> PROBLEM STATEMENT
State how many lines hold the word "Description", with no other words.

--- BEGIN EXTRACTED DATA ---

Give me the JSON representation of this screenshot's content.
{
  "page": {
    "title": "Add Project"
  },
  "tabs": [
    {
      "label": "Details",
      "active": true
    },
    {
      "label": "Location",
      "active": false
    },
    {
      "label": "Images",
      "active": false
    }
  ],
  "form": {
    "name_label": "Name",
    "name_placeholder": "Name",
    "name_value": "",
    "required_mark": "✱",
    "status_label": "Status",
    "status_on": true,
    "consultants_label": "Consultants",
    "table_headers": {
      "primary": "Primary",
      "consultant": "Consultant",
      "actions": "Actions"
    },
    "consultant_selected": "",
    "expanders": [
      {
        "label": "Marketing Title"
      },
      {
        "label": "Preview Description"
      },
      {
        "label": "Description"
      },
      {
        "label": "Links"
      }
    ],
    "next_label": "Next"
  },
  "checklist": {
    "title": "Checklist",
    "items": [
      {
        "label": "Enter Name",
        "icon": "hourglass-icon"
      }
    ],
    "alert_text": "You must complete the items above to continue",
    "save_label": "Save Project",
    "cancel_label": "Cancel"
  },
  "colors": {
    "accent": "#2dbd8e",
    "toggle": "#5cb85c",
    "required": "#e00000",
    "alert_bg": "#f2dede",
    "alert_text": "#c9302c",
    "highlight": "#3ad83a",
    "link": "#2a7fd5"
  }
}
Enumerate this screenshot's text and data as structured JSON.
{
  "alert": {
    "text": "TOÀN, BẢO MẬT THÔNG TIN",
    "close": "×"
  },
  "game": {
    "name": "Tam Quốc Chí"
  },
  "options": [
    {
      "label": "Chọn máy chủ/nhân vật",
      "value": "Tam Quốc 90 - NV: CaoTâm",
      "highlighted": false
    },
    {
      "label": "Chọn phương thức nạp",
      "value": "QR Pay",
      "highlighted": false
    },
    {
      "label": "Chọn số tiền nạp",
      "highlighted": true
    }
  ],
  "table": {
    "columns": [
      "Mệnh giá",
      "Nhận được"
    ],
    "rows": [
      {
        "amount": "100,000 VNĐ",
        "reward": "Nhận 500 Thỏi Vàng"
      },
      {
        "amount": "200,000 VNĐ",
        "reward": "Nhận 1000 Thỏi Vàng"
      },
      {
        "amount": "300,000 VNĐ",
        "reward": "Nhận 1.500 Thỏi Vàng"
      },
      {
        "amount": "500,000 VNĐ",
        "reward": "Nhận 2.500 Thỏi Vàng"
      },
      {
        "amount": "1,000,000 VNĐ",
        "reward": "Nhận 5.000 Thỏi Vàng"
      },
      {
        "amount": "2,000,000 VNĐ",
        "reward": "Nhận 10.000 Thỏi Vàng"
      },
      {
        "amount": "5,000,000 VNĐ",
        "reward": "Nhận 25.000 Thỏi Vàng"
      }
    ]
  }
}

--- END EXTRACTED DATA ---

> RESPONSE BELOW
2